▶ _SET PROBLEM_
Give back the whole listing exactly as shown.

▶ _GIVEN ENTRIES_
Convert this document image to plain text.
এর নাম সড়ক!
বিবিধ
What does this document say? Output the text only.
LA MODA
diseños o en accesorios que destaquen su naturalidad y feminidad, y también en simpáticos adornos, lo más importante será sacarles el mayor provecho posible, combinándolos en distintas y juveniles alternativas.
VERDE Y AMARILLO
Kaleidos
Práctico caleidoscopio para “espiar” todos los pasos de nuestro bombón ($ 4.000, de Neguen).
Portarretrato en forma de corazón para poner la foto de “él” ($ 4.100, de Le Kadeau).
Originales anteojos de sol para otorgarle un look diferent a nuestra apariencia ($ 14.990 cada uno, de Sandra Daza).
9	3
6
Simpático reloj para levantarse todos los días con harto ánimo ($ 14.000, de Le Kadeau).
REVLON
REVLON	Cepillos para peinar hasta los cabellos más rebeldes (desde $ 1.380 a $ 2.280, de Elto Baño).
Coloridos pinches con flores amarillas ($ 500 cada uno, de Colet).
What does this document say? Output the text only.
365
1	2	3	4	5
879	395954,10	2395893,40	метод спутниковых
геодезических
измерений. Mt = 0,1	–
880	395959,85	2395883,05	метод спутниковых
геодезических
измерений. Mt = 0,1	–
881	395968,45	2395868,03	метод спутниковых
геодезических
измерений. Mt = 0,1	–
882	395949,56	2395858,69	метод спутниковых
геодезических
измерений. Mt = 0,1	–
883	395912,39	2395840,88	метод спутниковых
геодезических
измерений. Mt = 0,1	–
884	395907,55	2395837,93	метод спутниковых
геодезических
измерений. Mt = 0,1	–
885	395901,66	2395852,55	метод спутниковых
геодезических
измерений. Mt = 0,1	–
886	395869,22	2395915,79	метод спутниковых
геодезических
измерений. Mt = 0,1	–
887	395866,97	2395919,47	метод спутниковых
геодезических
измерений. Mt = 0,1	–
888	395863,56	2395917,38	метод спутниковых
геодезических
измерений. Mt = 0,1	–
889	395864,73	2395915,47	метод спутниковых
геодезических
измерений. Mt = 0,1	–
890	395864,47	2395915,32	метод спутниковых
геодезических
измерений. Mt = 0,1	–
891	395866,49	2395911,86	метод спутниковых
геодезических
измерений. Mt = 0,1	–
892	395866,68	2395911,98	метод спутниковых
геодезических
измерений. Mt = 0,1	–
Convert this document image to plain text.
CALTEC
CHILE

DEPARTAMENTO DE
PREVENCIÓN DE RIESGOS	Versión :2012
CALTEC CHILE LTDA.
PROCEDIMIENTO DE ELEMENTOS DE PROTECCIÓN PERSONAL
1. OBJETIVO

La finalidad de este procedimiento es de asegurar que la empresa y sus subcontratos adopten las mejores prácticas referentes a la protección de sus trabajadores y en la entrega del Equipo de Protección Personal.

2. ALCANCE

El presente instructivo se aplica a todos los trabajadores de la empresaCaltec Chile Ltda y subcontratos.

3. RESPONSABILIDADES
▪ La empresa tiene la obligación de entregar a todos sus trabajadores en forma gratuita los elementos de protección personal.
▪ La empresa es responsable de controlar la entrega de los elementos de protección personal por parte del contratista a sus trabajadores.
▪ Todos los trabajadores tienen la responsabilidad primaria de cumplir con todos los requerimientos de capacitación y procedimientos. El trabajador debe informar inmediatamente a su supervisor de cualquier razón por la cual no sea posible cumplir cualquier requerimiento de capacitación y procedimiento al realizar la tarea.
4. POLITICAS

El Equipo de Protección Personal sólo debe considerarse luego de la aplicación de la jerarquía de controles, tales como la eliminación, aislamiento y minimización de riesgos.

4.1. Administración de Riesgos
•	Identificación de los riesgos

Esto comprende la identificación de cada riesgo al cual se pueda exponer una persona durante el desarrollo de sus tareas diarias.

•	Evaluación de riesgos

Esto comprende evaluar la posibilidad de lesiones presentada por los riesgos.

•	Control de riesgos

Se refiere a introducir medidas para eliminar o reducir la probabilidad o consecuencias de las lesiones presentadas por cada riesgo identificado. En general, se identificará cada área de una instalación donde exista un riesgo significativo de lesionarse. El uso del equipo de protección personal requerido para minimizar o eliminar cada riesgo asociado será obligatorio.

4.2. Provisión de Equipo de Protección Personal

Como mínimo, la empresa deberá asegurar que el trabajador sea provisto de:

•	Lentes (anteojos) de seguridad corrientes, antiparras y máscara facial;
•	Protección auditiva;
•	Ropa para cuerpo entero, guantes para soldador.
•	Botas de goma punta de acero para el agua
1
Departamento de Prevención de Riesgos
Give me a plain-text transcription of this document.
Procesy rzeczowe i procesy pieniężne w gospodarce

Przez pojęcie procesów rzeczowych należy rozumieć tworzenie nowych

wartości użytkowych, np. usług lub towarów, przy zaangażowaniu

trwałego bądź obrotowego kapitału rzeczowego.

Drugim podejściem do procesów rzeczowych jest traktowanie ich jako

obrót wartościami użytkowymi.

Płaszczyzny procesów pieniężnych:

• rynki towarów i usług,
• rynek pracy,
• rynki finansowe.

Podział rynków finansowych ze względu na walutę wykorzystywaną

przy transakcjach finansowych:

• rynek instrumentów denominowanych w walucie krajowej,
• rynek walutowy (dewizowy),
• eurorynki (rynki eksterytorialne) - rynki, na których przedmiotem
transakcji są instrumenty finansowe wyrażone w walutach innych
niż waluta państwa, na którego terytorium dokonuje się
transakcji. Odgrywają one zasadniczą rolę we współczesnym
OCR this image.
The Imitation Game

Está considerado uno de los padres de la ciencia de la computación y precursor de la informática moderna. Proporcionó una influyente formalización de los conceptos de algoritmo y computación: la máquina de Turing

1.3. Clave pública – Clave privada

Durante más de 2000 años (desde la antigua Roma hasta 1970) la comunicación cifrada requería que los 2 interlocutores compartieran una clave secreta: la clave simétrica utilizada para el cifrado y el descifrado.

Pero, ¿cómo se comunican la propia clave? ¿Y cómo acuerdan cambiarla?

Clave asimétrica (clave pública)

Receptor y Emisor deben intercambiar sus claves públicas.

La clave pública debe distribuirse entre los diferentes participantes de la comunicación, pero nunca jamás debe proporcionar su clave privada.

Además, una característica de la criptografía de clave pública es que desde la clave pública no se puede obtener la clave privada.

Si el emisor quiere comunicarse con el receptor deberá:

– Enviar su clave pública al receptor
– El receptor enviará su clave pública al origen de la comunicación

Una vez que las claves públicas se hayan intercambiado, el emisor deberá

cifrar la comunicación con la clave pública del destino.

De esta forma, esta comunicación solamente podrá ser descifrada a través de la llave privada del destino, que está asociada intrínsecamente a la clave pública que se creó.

▶ _ANSWER_
Convert this document image to plain text.
এর নাম সড়ক!
বিবিধ
What does this document say? Output the text only.
LA MODA
diseños o en accesorios que destaquen su naturalidad y feminidad, y también en simpáticos adornos, lo más importante será sacarles el mayor provecho posible, combinándolos en distintas y juveniles alternativas.
VERDE Y AMARILLO
Kaleidos
Práctico caleidoscopio para “espiar” todos los pasos de nuestro bombón ($ 4.000, de Neguen).
Portarretrato en forma de corazón para poner la foto de “él” ($ 4.100, de Le Kadeau).
Originales anteojos de sol para otorgarle un look diferent a nuestra apariencia ($ 14.990 cada uno, de Sandra Daza).
9	3
6
Simpático reloj para levantarse todos los días con harto ánimo ($ 14.000, de Le Kadeau).
REVLON
REVLON	Cepillos para peinar hasta los cabellos más rebeldes (desde $ 1.380 a $ 2.280, de Elto Baño).
Coloridos pinches con flores amarillas ($ 500 cada uno, de Colet).
What does this document say? Output the text only.
365
1	2	3	4	5
879	395954,10	2395893,40	метод спутниковых
геодезических
измерений. Mt = 0,1	–
880	395959,85	2395883,05	метод спутниковых
геодезических
измерений. Mt = 0,1	–
881	395968,45	2395868,03	метод спутниковых
геодезических
измерений. Mt = 0,1	–
882	395949,56	2395858,69	метод спутниковых
геодезических
измерений. Mt = 0,1	–
883	395912,39	2395840,88	метод спутниковых
геодезических
измерений. Mt = 0,1	–
884	395907,55	2395837,93	метод спутниковых
геодезических
измерений. Mt = 0,1	–
885	395901,66	2395852,55	метод спутниковых
геодезических
измерений. Mt = 0,1	–
886	395869,22	2395915,79	метод спутниковых
геодезических
измерений. Mt = 0,1	–
887	395866,97	2395919,47	метод спутниковых
геодезических
измерений. Mt = 0,1	–
888	395863,56	2395917,38	метод спутниковых
геодезических
измерений. Mt = 0,1	–
889	395864,73	2395915,47	метод спутниковых
геодезических
измерений. Mt = 0,1	–
890	395864,47	2395915,32	метод спутниковых
геодезических
измерений. Mt = 0,1	–
891	395866,49	2395911,86	метод спутниковых
геодезических
измерений. Mt = 0,1	–
892	395866,68	2395911,98	метод спутниковых
геодезических
измерений. Mt = 0,1	–
Convert this document image to plain text.
CALTEC
CHILE

DEPARTAMENTO DE
PREVENCIÓN DE RIESGOS	Versión :2012
CALTEC CHILE LTDA.
PROCEDIMIENTO DE ELEMENTOS DE PROTECCIÓN PERSONAL
1. OBJETIVO

La finalidad de este procedimiento es de asegurar que la empresa y sus subcontratos adopten las mejores prácticas referentes a la protección de sus trabajadores y en la entrega del Equipo de Protección Personal.

2. ALCANCE

El presente instructivo se aplica a todos los trabajadores de la empresaCaltec Chile Ltda y subcontratos.

3. RESPONSABILIDADES
▪ La empresa tiene la obligación de entregar a todos sus trabajadores en forma gratuita los elementos de protección personal.
▪ La empresa es responsable de controlar la entrega de los elementos de protección personal por parte del contratista a sus trabajadores.
▪ Todos los trabajadores tienen la responsabilidad primaria de cumplir con todos los requerimientos de capacitación y procedimientos. El trabajador debe informar inmediatamente a su supervisor de cualquier razón por la cual no sea posible cumplir cualquier requerimiento de capacitación y procedimiento al realizar la tarea.
4. POLITICAS

El Equipo de Protección Personal sólo debe considerarse luego de la aplicación de la jerarquía de controles, tales como la eliminación, aislamiento y minimización de riesgos.

4.1. Administración de Riesgos
•	Identificación de los riesgos

Esto comprende la identificación de cada riesgo al cual se pueda exponer una persona durante el desarrollo de sus tareas diarias.

•	Evaluación de riesgos

Esto comprende evaluar la posibilidad de lesiones presentada por los riesgos.

•	Control de riesgos

Se refiere a introducir medidas para eliminar o reducir la probabilidad o consecuencias de las lesiones presentadas por cada riesgo identificado. En general, se identificará cada área de una instalación donde exista un riesgo significativo de lesionarse. El uso del equipo de protección personal requerido para minimizar o eliminar cada riesgo asociado será obligatorio.

4.2. Provisión de Equipo de Protección Personal

Como mínimo, la empresa deberá asegurar que el trabajador sea provisto de:

•	Lentes (anteojos) de seguridad corrientes, antiparras y máscara facial;
•	Protección auditiva;
•	Ropa para cuerpo entero, guantes para soldador.
•	Botas de goma punta de acero para el agua
1
Departamento de Prevención de Riesgos
Give me a plain-text transcription of this document.
Procesy rzeczowe i procesy pieniężne w gospodarce

Przez pojęcie procesów rzeczowych należy rozumieć tworzenie nowych

wartości użytkowych, np. usług lub towarów, przy zaangażowaniu

trwałego bądź obrotowego kapitału rzeczowego.

Drugim podejściem do procesów rzeczowych jest traktowanie ich jako

obrót wartościami użytkowymi.

Płaszczyzny procesów pieniężnych:

• rynki towarów i usług,
• rynek pracy,
• rynki finansowe.

Podział rynków finansowych ze względu na walutę wykorzystywaną

przy transakcjach finansowych:

• rynek instrumentów denominowanych w walucie krajowej,
• rynek walutowy (dewizowy),
• eurorynki (rynki eksterytorialne) - rynki, na których przedmiotem
transakcji są instrumenty finansowe wyrażone w walutach innych
niż waluta państwa, na którego terytorium dokonuje się
transakcji. Odgrywają one zasadniczą rolę we współczesnym
OCR this image.
The Imitation Game

Está considerado uno de los padres de la ciencia de la computación y precursor de la informática moderna. Proporcionó una influyente formalización de los conceptos de algoritmo y computación: la máquina de Turing

1.3. Clave pública – Clave privada

Durante más de 2000 años (desde la antigua Roma hasta 1970) la comunicación cifrada requería que los 2 interlocutores compartieran una clave secreta: la clave simétrica utilizada para el cifrado y el descifrado.

Pero, ¿cómo se comunican la propia clave? ¿Y cómo acuerdan cambiarla?

Clave asimétrica (clave pública)

Receptor y Emisor deben intercambiar sus claves públicas.

La clave pública debe distribuirse entre los diferentes participantes de la comunicación, pero nunca jamás debe proporcionar su clave privada.

Además, una característica de la criptografía de clave pública es que desde la clave pública no se puede obtener la clave privada.

Si el emisor quiere comunicarse con el receptor deberá:

– Enviar su clave pública al receptor
– El receptor enviará su clave pública al origen de la comunicación

Una vez que las claves públicas se hayan intercambiado, el emisor deberá

cifrar la comunicación con la clave pública del destino.

De esta forma, esta comunicación solamente podrá ser descifrada a través de la llave privada del destino, que está asociada intrínsecamente a la clave pública que se creó.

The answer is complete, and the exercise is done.